Excerpts from a dataset:

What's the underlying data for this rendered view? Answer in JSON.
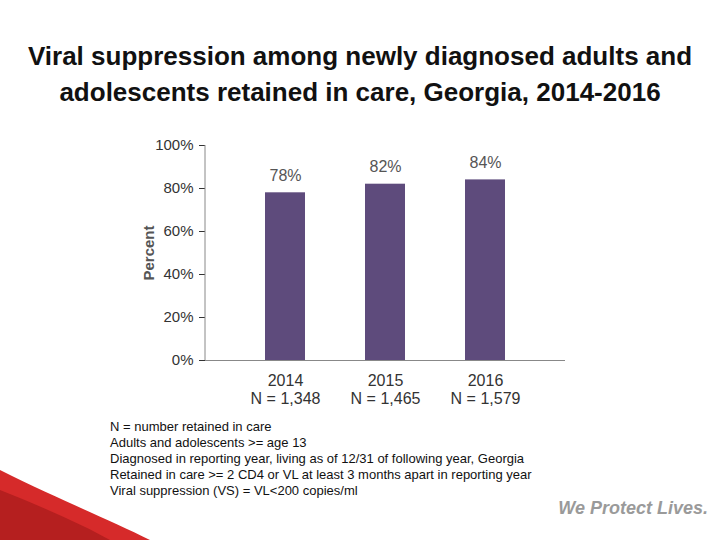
{
  "chart_data": {
    "type": "bar",
    "title": "Viral suppression among newly diagnosed adults and\nadolescents retained in care, Georgia, 2014-2016",
    "y_label": "Percent",
    "categories": [
      "2014\nN = 1,348",
      "2015\nN = 1,465",
      "2016\nN = 1,579"
    ],
    "values": [
      78,
      82,
      84
    ],
    "value_labels": [
      "78%",
      "82%",
      "84%"
    ],
    "color": "#5e4b7c",
    "ylim": [
      0,
      100
    ],
    "yticks": [
      {
        "value": 0,
        "label": "0%"
      },
      {
        "value": 20,
        "label": "20%"
      },
      {
        "value": 40,
        "label": "40%"
      },
      {
        "value": 60,
        "label": "60%"
      },
      {
        "value": 80,
        "label": "80%"
      },
      {
        "value": 100,
        "label": "100%"
      }
    ],
    "data_labels": true,
    "grid": false,
    "notes": [
      "N = number retained in care",
      "Adults and adolescents >= age 13",
      "Diagnosed in reporting year, living as of 12/31 of following year, Georgia",
      "Retained in care >= 2 CD4 or VL at least 3 months apart in reporting year",
      "Viral suppression (VS) = VL<200 copies/ml"
    ],
    "footer": "We Protect Lives."
  }
}
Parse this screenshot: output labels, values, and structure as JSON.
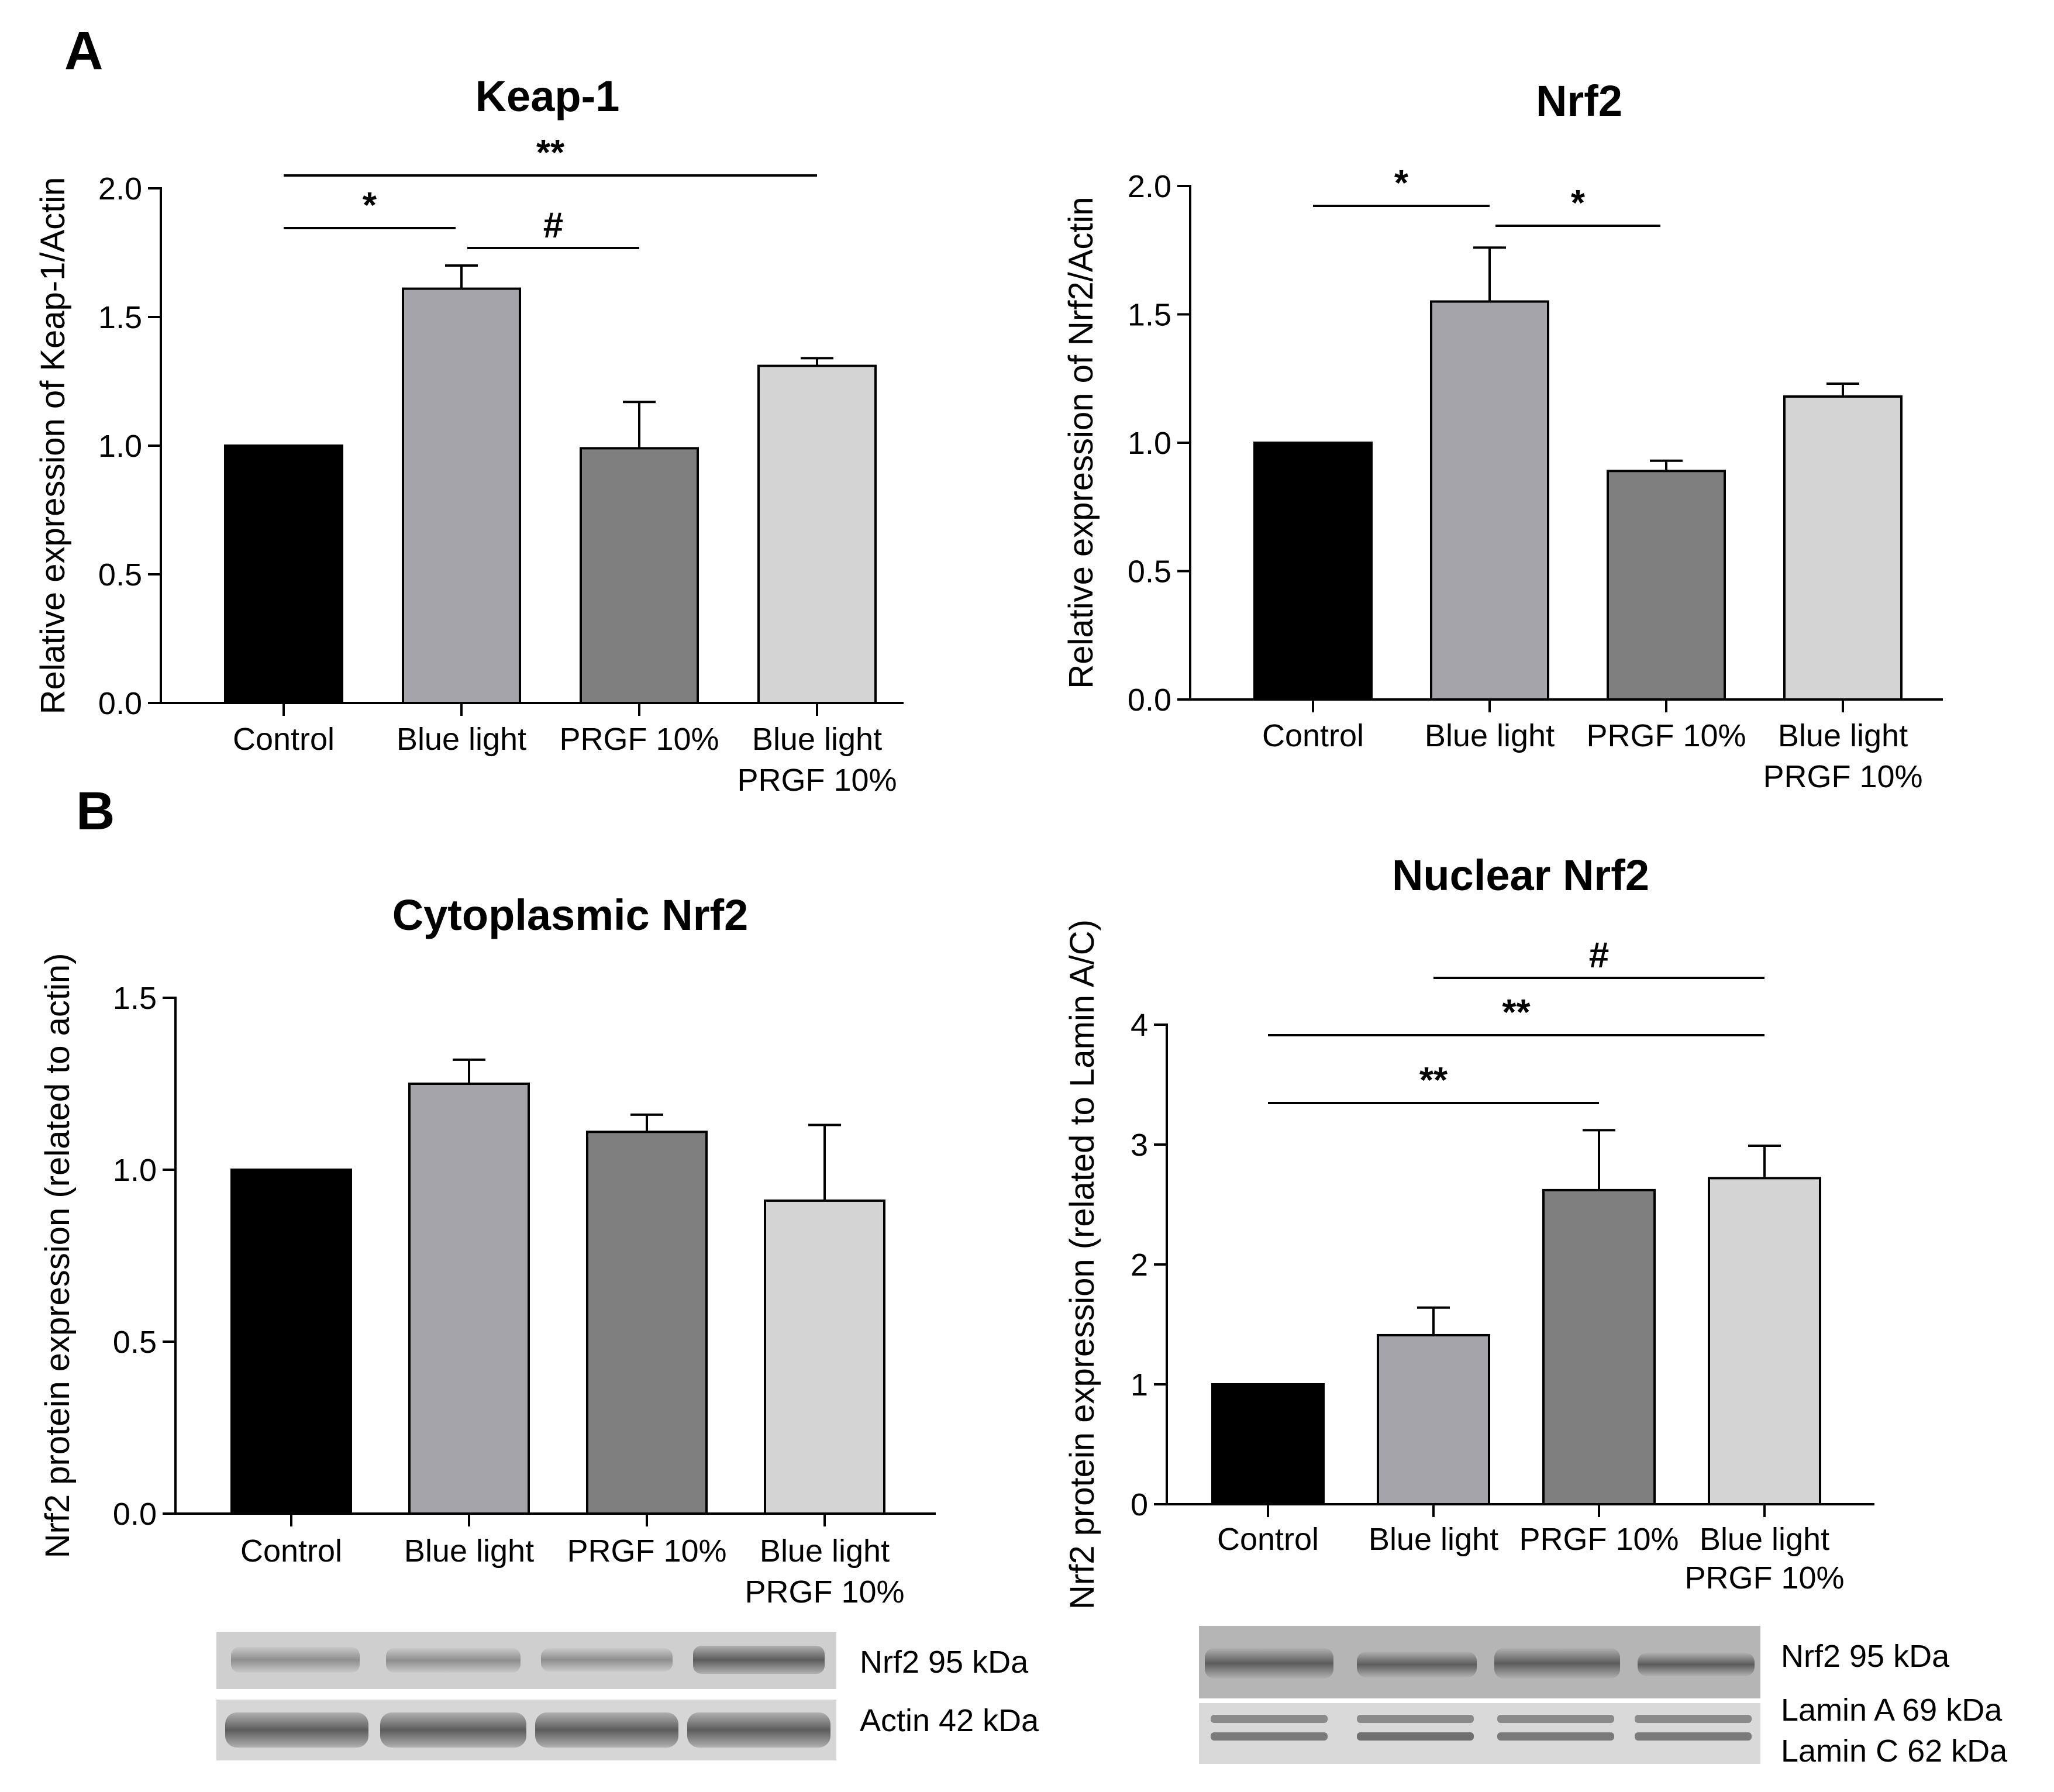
{
  "figure": {
    "panel_a_letter": "A",
    "panel_b_letter": "B"
  },
  "chart_data": [
    {
      "id": "keap1",
      "type": "bar",
      "title": "Keap-1",
      "xlabel": "",
      "ylabel": "Relative expression of Keap-1/Actin",
      "categories": [
        "Control",
        "Blue light",
        "PRGF 10%",
        "Blue light\nPRGF 10%"
      ],
      "values": [
        1.0,
        1.61,
        0.99,
        1.31
      ],
      "errors": [
        0.0,
        0.09,
        0.18,
        0.03
      ],
      "colors": [
        "#000000",
        "#a5a4ab",
        "#7f7f7f",
        "#d4d4d4"
      ],
      "ylim": [
        0,
        2.0
      ],
      "yticks": [
        "0.0",
        "0.5",
        "1.0",
        "1.5",
        "2.0"
      ],
      "significance": [
        {
          "from": 0,
          "to": 3,
          "label": "**"
        },
        {
          "from": 0,
          "to": 1,
          "label": "*"
        },
        {
          "from": 1,
          "to": 2,
          "label": "#"
        }
      ]
    },
    {
      "id": "nrf2",
      "type": "bar",
      "title": "Nrf2",
      "xlabel": "",
      "ylabel": "Relative expression of Nrf2/Actin",
      "categories": [
        "Control",
        "Blue light",
        "PRGF 10%",
        "Blue light\nPRGF 10%"
      ],
      "values": [
        1.0,
        1.55,
        0.89,
        1.18
      ],
      "errors": [
        0.0,
        0.21,
        0.04,
        0.05
      ],
      "colors": [
        "#000000",
        "#a5a4ab",
        "#7f7f7f",
        "#d4d4d4"
      ],
      "ylim": [
        0,
        2.0
      ],
      "yticks": [
        "0.0",
        "0.5",
        "1.0",
        "1.5",
        "2.0"
      ],
      "significance": [
        {
          "from": 0,
          "to": 1,
          "label": "*"
        },
        {
          "from": 1,
          "to": 2,
          "label": "*"
        }
      ]
    },
    {
      "id": "cyto",
      "type": "bar",
      "title": "Cytoplasmic Nrf2",
      "xlabel": "",
      "ylabel": "Nrf2 protein expression (related to actin)",
      "categories": [
        "Control",
        "Blue light",
        "PRGF 10%",
        "Blue light\nPRGF 10%"
      ],
      "values": [
        1.0,
        1.25,
        1.11,
        0.91
      ],
      "errors": [
        0.0,
        0.07,
        0.05,
        0.22
      ],
      "colors": [
        "#000000",
        "#a5a4ab",
        "#7f7f7f",
        "#d4d4d4"
      ],
      "ylim": [
        0,
        1.5
      ],
      "yticks": [
        "0.0",
        "0.5",
        "1.0",
        "1.5"
      ],
      "significance": []
    },
    {
      "id": "nuclear",
      "type": "bar",
      "title": "Nuclear Nrf2",
      "xlabel": "",
      "ylabel": "Nrf2 protein expression (related to Lamin A/C)",
      "categories": [
        "Control",
        "Blue light",
        "PRGF 10%",
        "Blue light\nPRGF 10%"
      ],
      "values": [
        1.0,
        1.41,
        2.62,
        2.72
      ],
      "errors": [
        0.0,
        0.23,
        0.5,
        0.27
      ],
      "colors": [
        "#000000",
        "#a5a4ab",
        "#7f7f7f",
        "#d4d4d4"
      ],
      "ylim": [
        0,
        4
      ],
      "yticks": [
        "0",
        "1",
        "2",
        "3",
        "4"
      ],
      "significance": [
        {
          "from": 1,
          "to": 3,
          "label": "#"
        },
        {
          "from": 0,
          "to": 3,
          "label": "**"
        },
        {
          "from": 0,
          "to": 2,
          "label": "**"
        }
      ]
    }
  ],
  "blots": {
    "left": {
      "top_label": "Nrf2 95 kDa",
      "bottom_label": "Actin 42 kDa"
    },
    "right": {
      "top_label": "Nrf2 95 kDa",
      "bottom_label_1": "Lamin A 69 kDa",
      "bottom_label_2": "Lamin C 62 kDa"
    }
  }
}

▶ TASK DETAILS:
Determine how many lines of the records above hold the word "this" and give the number with nothing added.

▶ REPLY TO THE EXERCISE:
2